[EXERCISE AIM] For the data that follows, report how many lines contain the word "positivity", and nothing else.

[SUPPLIED INFORMATION]
------------------------
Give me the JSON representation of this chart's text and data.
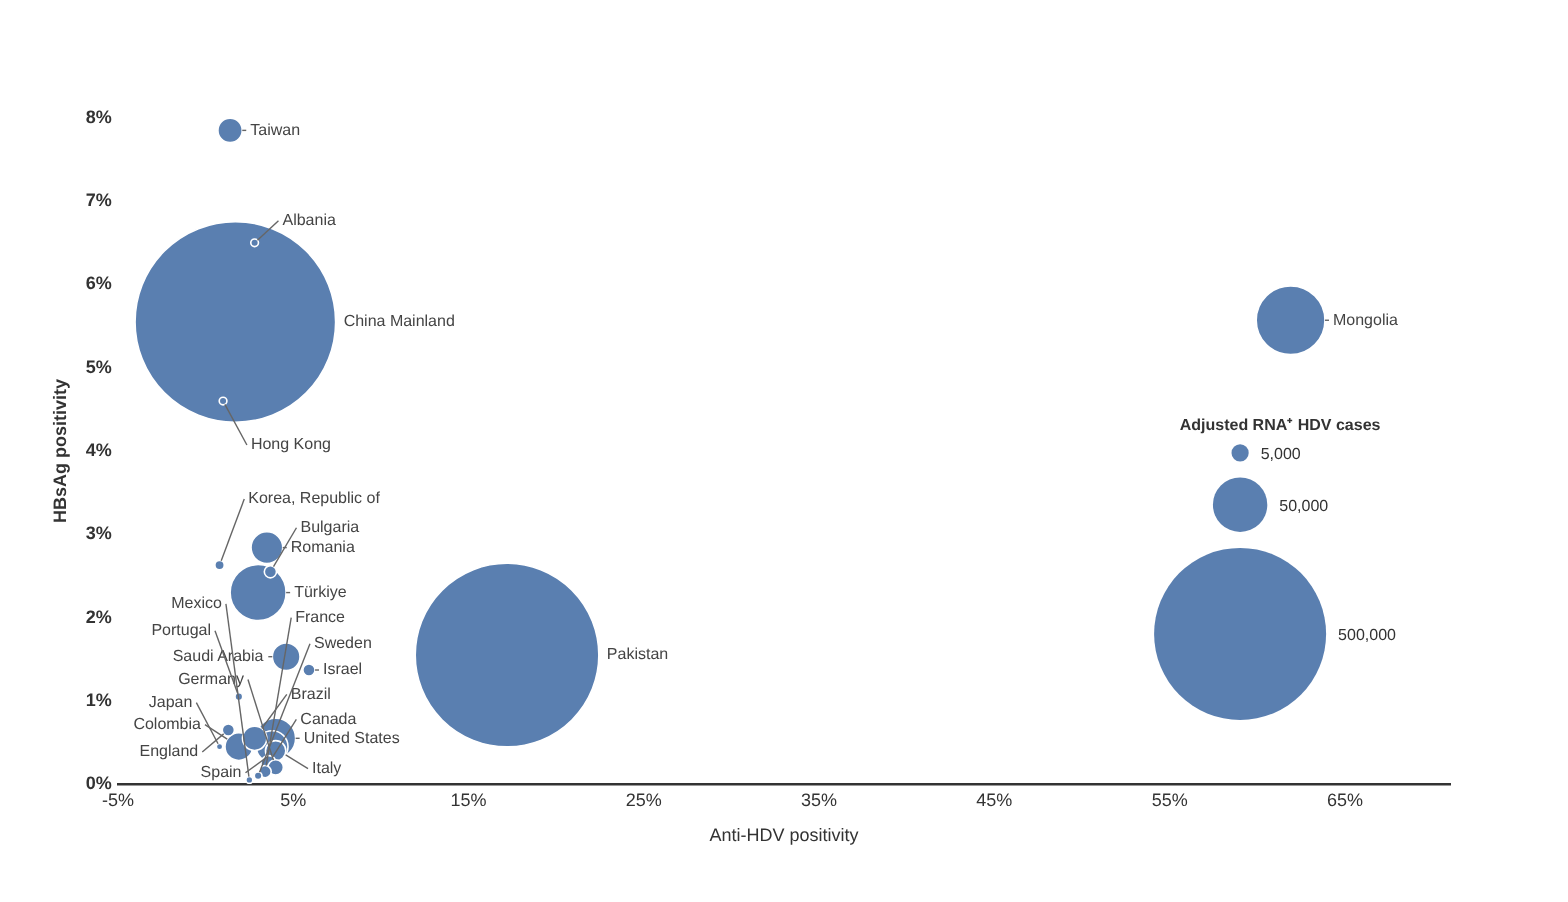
{
  "chart_data": {
    "type": "bubble",
    "xlabel": "Anti-HDV positivity",
    "ylabel": "HBsAg positivity",
    "legend_title": "Adjusted RNA⁺ HDV cases",
    "color": "#5a7fb0",
    "x": [
      1.7,
      17.2,
      61.9,
      3.0,
      4.0,
      1.4,
      3.5,
      1.9,
      3.8,
      4.6,
      2.8,
      4.0,
      3.6,
      4.0,
      3.7,
      5.9,
      1.3,
      3.4,
      2.8,
      1.0,
      0.8,
      0.8,
      1.9,
      3.0,
      2.5
    ],
    "values": [
      5.55,
      1.55,
      5.57,
      2.3,
      0.55,
      7.85,
      2.84,
      0.45,
      0.45,
      1.53,
      0.55,
      0.4,
      0.25,
      0.2,
      2.55,
      1.37,
      0.65,
      0.15,
      6.5,
      4.6,
      2.63,
      0.45,
      1.05,
      0.1,
      0.05
    ],
    "sizes": [
      680000,
      570000,
      80000,
      53000,
      27000,
      10000,
      17000,
      13000,
      17000,
      13000,
      10000,
      7000,
      4000,
      4000,
      2500,
      2500,
      2500,
      2500,
      1000,
      1000,
      1500,
      700,
      1000,
      1000,
      800
    ],
    "size_legend": [
      {
        "value": 5000,
        "label": "5,000"
      },
      {
        "value": 50000,
        "label": "50,000"
      },
      {
        "value": 500000,
        "label": "500,000"
      }
    ],
    "annotations": [
      "China Mainland",
      "Pakistan",
      {
        "text": "Mongolia",
        "x": 61.9,
        "y": 5.57
      },
      {
        "text": "Türkiye",
        "x": 3.0,
        "y": 2.3
      },
      {
        "text": "United States",
        "x": 4.0,
        "y": 0.55
      },
      {
        "text": "Taiwan",
        "x": 1.4,
        "y": 7.85
      },
      {
        "text": "Romania",
        "x": 3.5,
        "y": 2.84
      },
      {
        "text": "Colombia",
        "x": 1.9,
        "y": 0.45
      },
      {
        "text": "Italy",
        "x": 3.8,
        "y": 0.45
      },
      {
        "text": "Saudi Arabia",
        "x": 4.6,
        "y": 1.53
      },
      {
        "text": "Brazil",
        "x": 2.8,
        "y": 0.55
      },
      {
        "text": "Spain",
        "x": 4.0,
        "y": 0.4
      },
      {
        "text": "Canada",
        "x": 3.6,
        "y": 0.25
      },
      {
        "text": "Germany",
        "x": 4.0,
        "y": 0.2
      },
      {
        "text": "Bulgaria",
        "x": 3.7,
        "y": 2.55
      },
      {
        "text": "Israel",
        "x": 5.9,
        "y": 1.37
      },
      {
        "text": "England",
        "x": 1.3,
        "y": 0.65
      },
      {
        "text": "France",
        "x": 3.4,
        "y": 0.15
      },
      {
        "text": "Albania",
        "x": 2.8,
        "y": 6.5
      },
      {
        "text": "Hong Kong",
        "x": 1.0,
        "y": 4.6
      },
      {
        "text": "Korea, Republic of",
        "x": 0.8,
        "y": 2.63
      },
      {
        "text": "Japan",
        "x": 0.8,
        "y": 0.45
      },
      {
        "text": "Portugal",
        "x": 1.9,
        "y": 1.05
      },
      {
        "text": "Sweden",
        "x": 3.0,
        "y": 0.1
      },
      {
        "text": "Mexico",
        "x": 2.5,
        "y": 0.05
      }
    ],
    "xlim": [
      -5,
      71
    ],
    "xticks": [
      {
        "value": -5,
        "label": "-5%"
      },
      {
        "value": 5,
        "label": "5%"
      },
      {
        "value": 15,
        "label": "15%"
      },
      {
        "value": 25,
        "label": "25%"
      },
      {
        "value": 35,
        "label": "35%"
      },
      {
        "value": 45,
        "label": "45%"
      },
      {
        "value": 55,
        "label": "55%"
      },
      {
        "value": 65,
        "label": "65%"
      }
    ],
    "ylim": [
      0,
      8
    ],
    "yticks": [
      {
        "value": 0,
        "label": "0%"
      },
      {
        "value": 1,
        "label": "1%"
      },
      {
        "value": 2,
        "label": "2%"
      },
      {
        "value": 3,
        "label": "3%"
      },
      {
        "value": 4,
        "label": "4%"
      },
      {
        "value": 5,
        "label": "5%"
      },
      {
        "value": 6,
        "label": "6%"
      },
      {
        "value": 7,
        "label": "7%"
      },
      {
        "value": 8,
        "label": "8%"
      }
    ]
  }
}
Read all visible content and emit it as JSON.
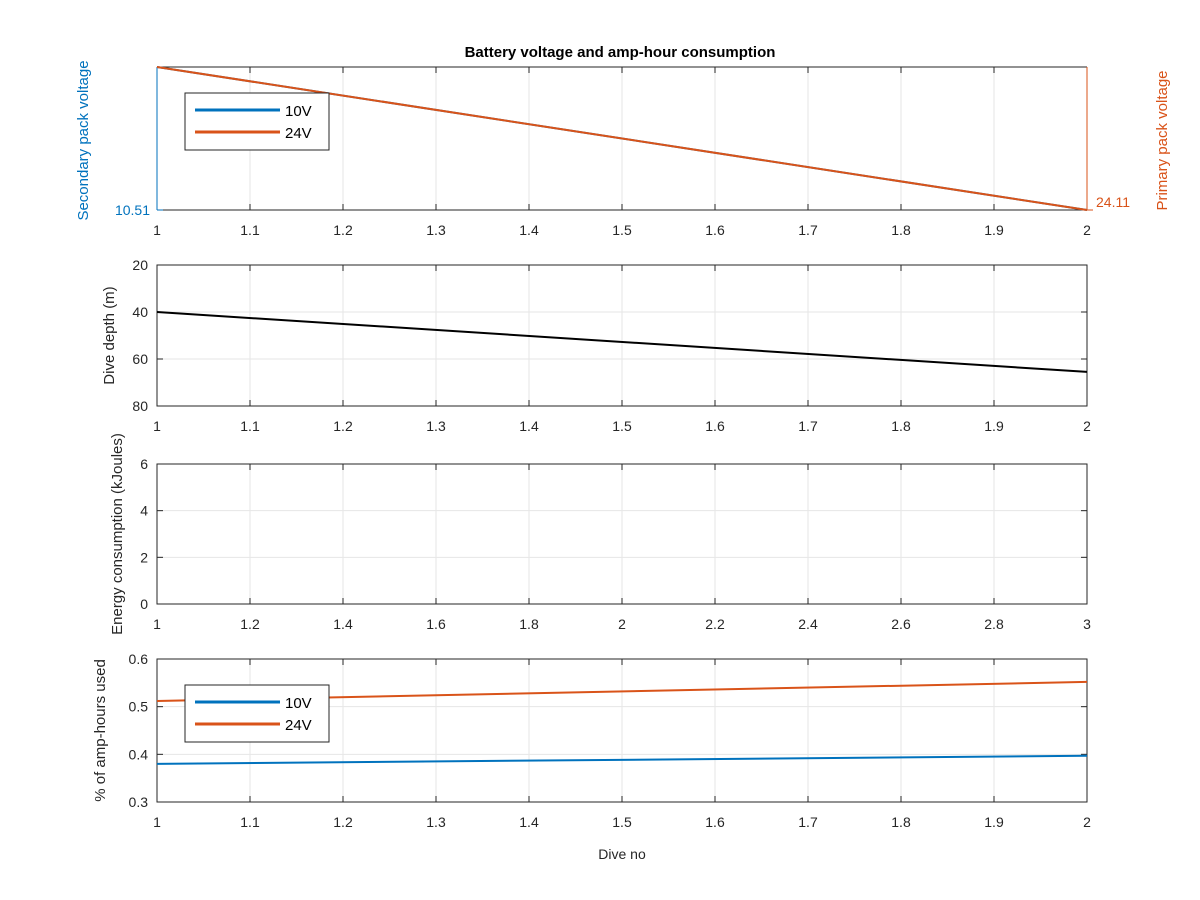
------------------------
[RESULT OF THIS TASK] 2